What is asked:
Take every line where the string "name" appears and copy it.

-- start of Records provided --

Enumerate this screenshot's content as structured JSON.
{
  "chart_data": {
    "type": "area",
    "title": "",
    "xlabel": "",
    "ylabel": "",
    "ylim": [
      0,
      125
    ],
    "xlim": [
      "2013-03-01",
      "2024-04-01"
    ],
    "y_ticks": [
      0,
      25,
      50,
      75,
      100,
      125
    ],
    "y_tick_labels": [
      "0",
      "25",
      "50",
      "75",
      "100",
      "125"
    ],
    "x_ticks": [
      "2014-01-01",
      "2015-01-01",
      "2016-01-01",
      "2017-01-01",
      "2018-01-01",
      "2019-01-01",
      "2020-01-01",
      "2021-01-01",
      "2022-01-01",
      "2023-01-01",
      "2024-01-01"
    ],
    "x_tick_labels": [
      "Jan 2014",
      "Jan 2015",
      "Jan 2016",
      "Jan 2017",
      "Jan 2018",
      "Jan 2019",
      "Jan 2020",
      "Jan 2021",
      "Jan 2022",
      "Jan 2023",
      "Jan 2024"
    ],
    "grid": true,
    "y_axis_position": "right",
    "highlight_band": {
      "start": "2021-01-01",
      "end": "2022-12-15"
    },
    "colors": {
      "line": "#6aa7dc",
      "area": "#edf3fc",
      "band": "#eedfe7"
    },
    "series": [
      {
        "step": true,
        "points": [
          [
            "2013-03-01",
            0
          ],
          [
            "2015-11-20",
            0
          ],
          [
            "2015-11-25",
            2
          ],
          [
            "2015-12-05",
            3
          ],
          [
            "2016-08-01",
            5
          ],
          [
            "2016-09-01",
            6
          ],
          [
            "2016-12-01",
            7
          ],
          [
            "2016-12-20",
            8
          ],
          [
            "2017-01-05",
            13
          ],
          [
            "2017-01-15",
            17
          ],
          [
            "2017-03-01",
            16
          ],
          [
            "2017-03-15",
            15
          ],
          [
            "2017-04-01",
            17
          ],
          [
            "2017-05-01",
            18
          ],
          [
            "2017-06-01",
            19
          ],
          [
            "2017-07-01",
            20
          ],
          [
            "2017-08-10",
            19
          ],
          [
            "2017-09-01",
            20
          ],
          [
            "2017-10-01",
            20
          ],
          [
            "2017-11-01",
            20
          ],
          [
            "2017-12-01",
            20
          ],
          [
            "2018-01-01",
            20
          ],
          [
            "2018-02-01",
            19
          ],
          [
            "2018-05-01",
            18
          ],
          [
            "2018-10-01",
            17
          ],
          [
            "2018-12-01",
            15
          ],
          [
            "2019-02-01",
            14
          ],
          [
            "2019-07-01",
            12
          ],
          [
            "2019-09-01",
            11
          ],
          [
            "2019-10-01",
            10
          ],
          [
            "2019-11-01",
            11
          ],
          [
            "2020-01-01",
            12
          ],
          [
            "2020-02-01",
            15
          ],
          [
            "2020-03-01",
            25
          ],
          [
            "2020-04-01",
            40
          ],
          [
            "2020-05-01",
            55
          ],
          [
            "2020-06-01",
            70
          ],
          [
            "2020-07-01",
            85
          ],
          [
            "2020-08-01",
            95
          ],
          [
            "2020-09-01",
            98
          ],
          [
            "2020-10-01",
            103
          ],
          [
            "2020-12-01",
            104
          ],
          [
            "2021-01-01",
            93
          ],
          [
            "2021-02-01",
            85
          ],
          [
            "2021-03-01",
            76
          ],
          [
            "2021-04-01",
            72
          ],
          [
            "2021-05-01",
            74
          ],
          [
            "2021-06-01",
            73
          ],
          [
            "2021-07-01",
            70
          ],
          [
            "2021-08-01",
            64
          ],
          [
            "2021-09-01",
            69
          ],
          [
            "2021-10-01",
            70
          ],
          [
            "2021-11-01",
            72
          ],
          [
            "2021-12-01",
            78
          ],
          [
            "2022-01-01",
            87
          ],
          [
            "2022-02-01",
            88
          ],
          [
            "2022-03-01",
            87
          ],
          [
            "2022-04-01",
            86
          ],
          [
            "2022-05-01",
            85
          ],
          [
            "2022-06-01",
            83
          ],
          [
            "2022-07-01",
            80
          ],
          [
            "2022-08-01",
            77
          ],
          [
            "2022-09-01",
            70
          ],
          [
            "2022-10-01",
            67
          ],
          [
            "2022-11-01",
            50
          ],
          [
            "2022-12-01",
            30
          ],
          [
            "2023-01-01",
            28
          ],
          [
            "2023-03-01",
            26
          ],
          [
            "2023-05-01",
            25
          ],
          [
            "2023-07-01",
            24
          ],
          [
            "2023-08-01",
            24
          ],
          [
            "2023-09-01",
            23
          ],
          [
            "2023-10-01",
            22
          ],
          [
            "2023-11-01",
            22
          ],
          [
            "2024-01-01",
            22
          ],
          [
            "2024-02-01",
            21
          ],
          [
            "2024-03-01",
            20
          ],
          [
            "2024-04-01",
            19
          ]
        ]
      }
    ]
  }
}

-- end of Records provided --
-- start of Records provided --

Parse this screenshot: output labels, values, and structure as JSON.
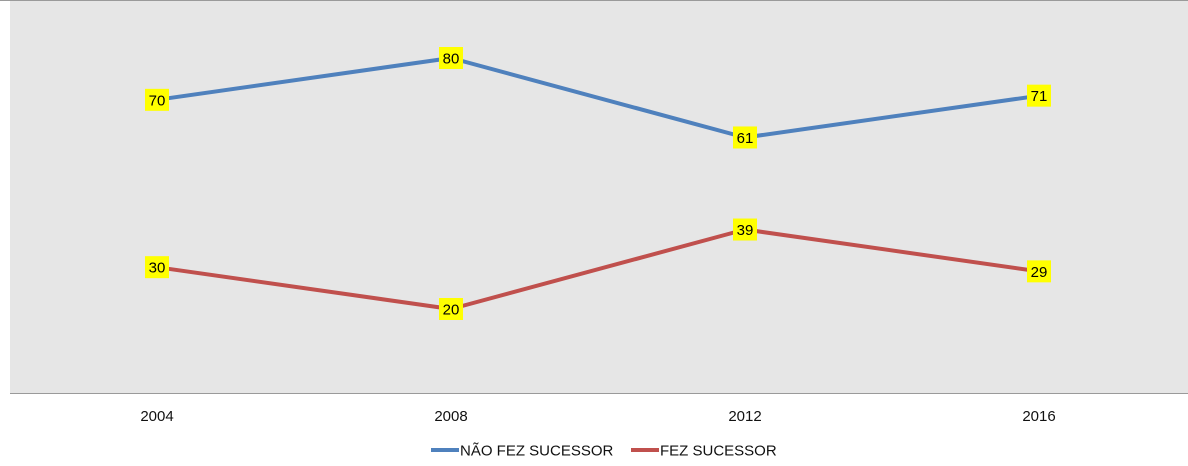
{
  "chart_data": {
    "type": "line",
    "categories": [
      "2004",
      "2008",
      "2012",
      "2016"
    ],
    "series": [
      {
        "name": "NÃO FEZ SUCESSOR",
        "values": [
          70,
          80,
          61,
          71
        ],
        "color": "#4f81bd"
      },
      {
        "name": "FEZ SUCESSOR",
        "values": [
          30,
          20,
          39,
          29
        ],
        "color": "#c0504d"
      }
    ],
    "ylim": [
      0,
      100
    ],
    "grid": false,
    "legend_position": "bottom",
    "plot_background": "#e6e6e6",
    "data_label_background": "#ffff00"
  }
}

-- end of Records provided --

Solved exercise:
        "name": "NÃO FEZ SUCESSOR",
        "name": "FEZ SUCESSOR",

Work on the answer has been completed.